• Available records:

──────────────────────────────

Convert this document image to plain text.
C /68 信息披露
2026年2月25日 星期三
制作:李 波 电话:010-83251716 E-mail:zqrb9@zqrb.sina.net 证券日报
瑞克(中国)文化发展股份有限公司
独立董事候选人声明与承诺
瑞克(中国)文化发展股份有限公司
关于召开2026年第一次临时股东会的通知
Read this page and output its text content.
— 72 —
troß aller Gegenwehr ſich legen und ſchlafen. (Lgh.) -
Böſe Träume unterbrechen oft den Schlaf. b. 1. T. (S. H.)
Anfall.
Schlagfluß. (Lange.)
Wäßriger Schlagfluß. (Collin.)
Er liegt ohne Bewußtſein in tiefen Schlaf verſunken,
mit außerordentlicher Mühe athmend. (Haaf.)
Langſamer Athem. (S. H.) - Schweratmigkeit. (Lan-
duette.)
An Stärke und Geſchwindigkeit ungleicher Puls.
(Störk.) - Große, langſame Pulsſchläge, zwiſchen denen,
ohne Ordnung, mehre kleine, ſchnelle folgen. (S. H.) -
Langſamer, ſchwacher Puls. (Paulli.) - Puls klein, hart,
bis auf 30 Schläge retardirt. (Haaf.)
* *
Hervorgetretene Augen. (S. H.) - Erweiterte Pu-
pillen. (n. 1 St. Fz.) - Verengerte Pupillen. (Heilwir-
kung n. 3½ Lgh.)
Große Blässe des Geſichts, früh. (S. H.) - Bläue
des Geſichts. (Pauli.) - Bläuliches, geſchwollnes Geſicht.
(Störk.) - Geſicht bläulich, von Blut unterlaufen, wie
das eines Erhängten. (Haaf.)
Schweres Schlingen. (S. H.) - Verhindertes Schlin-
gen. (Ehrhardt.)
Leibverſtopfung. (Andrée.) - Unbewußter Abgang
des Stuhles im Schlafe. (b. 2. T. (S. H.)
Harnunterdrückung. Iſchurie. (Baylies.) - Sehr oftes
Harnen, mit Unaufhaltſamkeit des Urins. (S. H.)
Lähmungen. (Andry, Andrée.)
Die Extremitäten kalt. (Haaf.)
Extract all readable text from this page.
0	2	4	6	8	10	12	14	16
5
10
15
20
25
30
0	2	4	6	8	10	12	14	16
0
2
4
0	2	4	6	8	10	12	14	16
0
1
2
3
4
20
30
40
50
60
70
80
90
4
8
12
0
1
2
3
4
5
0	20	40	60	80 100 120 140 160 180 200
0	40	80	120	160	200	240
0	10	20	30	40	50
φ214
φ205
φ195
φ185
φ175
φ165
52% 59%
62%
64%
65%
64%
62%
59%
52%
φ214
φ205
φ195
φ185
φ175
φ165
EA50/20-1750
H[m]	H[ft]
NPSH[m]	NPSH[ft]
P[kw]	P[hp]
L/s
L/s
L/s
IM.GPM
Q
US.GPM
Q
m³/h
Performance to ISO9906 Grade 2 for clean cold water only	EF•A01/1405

──────────────────────────────

• Exercise:
Using the exact wording, write out all of the records.

• Task answer:
Convert this document image to plain text.
C /68 信息披露
2026年2月25日 星期三
制作:李 波 电话:010-83251716 E-mail:zqrb9@zqrb.sina.net 证券日报
瑞克(中国)文化发展股份有限公司
独立董事候选人声明与承诺
瑞克(中国)文化发展股份有限公司
关于召开2026年第一次临时股东会的通知
Read this page and output its text content.
— 72 —
troß aller Gegenwehr ſich legen und ſchlafen. (Lgh.) -
Böſe Träume unterbrechen oft den Schlaf. b. 1. T. (S. H.)
Anfall.
Schlagfluß. (Lange.)
Wäßriger Schlagfluß. (Collin.)
Er liegt ohne Bewußtſein in tiefen Schlaf verſunken,
mit außerordentlicher Mühe athmend. (Haaf.)
Langſamer Athem. (S. H.) - Schweratmigkeit. (Lan-
duette.)
An Stärke und Geſchwindigkeit ungleicher Puls.
(Störk.) - Große, langſame Pulsſchläge, zwiſchen denen,
ohne Ordnung, mehre kleine, ſchnelle folgen. (S. H.) -
Langſamer, ſchwacher Puls. (Paulli.) - Puls klein, hart,
bis auf 30 Schläge retardirt. (Haaf.)
* *
Hervorgetretene Augen. (S. H.) - Erweiterte Pu-
pillen. (n. 1 St. Fz.) - Verengerte Pupillen. (Heilwir-
kung n. 3½ Lgh.)
Große Blässe des Geſichts, früh. (S. H.) - Bläue
des Geſichts. (Pauli.) - Bläuliches, geſchwollnes Geſicht.
(Störk.) - Geſicht bläulich, von Blut unterlaufen, wie
das eines Erhängten. (Haaf.)
Schweres Schlingen. (S. H.) - Verhindertes Schlin-
gen. (Ehrhardt.)
Leibverſtopfung. (Andrée.) - Unbewußter Abgang
des Stuhles im Schlafe. (b. 2. T. (S. H.)
Harnunterdrückung. Iſchurie. (Baylies.) - Sehr oftes
Harnen, mit Unaufhaltſamkeit des Urins. (S. H.)
Lähmungen. (Andry, Andrée.)
Die Extremitäten kalt. (Haaf.)
Extract all readable text from this page.
0	2	4	6	8	10	12	14	16
5
10
15
20
25
30
0	2	4	6	8	10	12	14	16
0
2
4
0	2	4	6	8	10	12	14	16
0
1
2
3
4
20
30
40
50
60
70
80
90
4
8
12
0
1
2
3
4
5
0	20	40	60	80 100 120 140 160 180 200
0	40	80	120	160	200	240
0	10	20	30	40	50
φ214
φ205
φ195
φ185
φ175
φ165
52% 59%
62%
64%
65%
64%
62%
59%
52%
φ214
φ205
φ195
φ185
φ175
φ165
EA50/20-1750
H[m]	H[ft]
NPSH[m]	NPSH[ft]
P[kw]	P[hp]
L/s
L/s
L/s
IM.GPM
Q
US.GPM
Q
m³/h
Performance to ISO9906 Grade 2 for clean cold water only	EF•A01/1405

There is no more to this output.